» Exercise goal
Select the lines that contain "title" and copy each of them.

##### Information provided #####

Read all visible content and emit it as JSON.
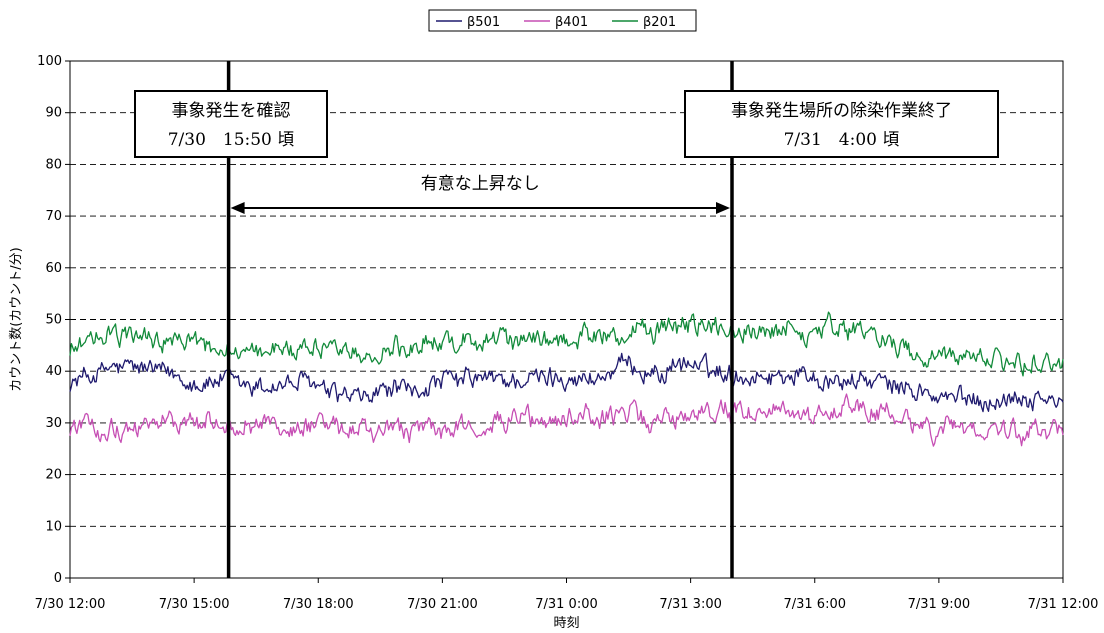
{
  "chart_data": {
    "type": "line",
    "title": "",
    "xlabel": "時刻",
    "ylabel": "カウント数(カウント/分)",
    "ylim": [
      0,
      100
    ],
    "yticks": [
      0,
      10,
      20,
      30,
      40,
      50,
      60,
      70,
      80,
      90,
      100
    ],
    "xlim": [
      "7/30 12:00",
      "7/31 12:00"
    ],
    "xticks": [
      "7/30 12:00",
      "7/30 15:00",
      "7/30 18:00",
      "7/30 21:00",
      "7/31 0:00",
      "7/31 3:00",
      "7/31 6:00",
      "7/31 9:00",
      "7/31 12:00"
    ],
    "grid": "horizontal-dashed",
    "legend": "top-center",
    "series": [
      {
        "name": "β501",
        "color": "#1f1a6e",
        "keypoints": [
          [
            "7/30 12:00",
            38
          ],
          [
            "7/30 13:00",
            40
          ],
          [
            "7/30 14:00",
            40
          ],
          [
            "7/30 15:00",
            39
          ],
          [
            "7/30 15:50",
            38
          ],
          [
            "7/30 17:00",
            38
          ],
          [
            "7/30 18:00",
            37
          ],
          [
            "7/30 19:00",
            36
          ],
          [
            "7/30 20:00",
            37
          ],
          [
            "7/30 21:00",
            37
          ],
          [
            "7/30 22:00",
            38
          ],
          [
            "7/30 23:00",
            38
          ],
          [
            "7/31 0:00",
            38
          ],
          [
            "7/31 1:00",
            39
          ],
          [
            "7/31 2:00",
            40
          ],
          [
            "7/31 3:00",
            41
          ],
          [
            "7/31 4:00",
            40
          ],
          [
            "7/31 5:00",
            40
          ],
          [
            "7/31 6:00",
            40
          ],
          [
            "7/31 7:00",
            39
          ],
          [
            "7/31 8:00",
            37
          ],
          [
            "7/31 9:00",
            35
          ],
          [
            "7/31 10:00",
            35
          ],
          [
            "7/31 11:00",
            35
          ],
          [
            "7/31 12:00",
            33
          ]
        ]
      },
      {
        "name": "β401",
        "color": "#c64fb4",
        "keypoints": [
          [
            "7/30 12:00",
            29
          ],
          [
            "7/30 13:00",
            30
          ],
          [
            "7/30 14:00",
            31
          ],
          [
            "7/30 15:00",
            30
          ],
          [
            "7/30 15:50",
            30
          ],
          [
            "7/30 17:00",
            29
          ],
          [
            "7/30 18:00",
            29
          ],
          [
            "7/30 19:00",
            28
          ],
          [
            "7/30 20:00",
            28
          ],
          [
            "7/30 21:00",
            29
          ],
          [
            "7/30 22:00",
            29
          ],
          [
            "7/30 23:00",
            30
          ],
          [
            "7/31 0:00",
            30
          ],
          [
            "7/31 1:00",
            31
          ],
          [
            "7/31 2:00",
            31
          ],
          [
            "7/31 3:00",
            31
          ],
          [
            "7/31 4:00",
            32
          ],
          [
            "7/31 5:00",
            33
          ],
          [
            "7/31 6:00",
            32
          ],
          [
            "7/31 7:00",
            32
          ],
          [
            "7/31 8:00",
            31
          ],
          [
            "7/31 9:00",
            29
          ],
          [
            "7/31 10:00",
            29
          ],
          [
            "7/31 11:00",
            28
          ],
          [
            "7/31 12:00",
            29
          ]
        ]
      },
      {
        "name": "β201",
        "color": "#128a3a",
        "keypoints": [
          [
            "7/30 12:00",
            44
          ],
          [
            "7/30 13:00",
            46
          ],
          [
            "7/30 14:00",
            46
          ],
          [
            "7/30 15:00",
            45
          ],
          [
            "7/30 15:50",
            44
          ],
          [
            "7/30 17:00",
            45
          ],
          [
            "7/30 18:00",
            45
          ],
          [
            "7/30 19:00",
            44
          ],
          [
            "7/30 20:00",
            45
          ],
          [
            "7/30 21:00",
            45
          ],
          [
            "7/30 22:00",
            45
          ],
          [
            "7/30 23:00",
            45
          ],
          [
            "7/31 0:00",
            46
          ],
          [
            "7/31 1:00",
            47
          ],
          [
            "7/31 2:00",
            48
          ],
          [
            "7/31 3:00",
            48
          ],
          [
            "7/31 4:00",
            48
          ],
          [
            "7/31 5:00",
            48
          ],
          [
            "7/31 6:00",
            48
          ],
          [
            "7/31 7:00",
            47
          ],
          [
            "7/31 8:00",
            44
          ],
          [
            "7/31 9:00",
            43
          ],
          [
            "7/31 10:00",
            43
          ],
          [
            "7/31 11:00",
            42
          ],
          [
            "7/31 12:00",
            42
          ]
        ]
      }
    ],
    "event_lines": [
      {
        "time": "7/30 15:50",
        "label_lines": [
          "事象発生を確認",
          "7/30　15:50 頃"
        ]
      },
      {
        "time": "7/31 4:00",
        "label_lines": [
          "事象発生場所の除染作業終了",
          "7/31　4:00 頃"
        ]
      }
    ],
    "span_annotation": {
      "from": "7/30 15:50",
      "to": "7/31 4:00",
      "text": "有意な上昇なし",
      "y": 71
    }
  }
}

#####
##### Information provided #####

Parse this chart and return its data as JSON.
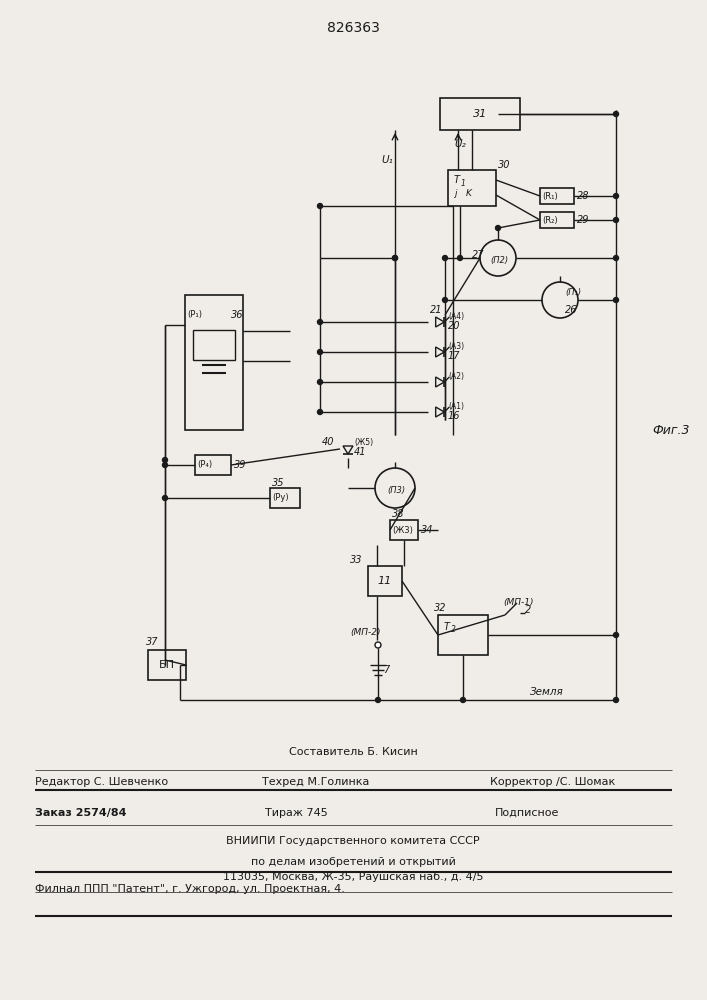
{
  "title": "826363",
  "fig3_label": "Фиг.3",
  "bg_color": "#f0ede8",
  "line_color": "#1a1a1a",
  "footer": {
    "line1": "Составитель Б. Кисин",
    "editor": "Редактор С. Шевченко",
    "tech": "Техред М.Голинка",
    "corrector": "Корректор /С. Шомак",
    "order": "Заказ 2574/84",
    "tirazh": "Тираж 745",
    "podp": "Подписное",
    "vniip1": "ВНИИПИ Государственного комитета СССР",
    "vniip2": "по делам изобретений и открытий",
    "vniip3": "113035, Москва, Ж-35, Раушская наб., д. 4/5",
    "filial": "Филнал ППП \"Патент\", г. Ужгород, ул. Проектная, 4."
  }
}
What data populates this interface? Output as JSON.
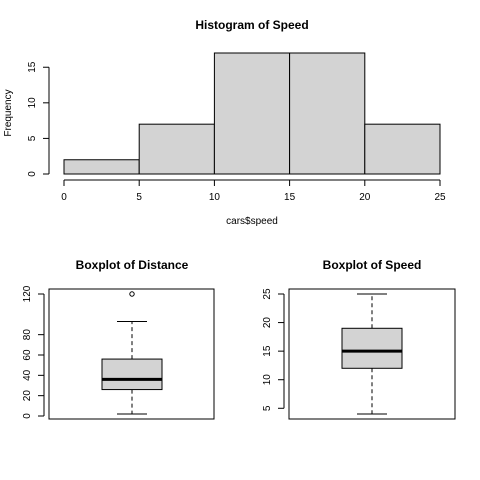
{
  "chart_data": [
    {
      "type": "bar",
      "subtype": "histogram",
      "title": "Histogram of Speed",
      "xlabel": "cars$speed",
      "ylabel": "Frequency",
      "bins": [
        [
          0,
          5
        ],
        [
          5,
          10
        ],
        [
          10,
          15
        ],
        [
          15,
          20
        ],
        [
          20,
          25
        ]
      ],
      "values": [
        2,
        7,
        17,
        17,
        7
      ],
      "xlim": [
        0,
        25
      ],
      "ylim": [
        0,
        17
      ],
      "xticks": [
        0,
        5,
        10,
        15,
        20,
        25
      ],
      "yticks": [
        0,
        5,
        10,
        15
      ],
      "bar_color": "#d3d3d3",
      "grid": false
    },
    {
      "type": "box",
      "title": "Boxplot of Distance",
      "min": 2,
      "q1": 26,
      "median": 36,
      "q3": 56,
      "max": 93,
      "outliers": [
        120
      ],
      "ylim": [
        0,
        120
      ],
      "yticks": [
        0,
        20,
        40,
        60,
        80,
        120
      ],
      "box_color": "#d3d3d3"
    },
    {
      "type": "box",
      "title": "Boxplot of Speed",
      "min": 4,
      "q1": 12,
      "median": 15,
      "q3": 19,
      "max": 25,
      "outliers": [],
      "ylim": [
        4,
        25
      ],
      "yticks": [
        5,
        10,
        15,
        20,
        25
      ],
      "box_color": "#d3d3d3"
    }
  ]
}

#####

» Task result
    "title": "",
  "title": "826363",
      "title": "Histogram of Speed",
      "title": "Boxplot of Distance",
      "title": "Boxplot of Speed",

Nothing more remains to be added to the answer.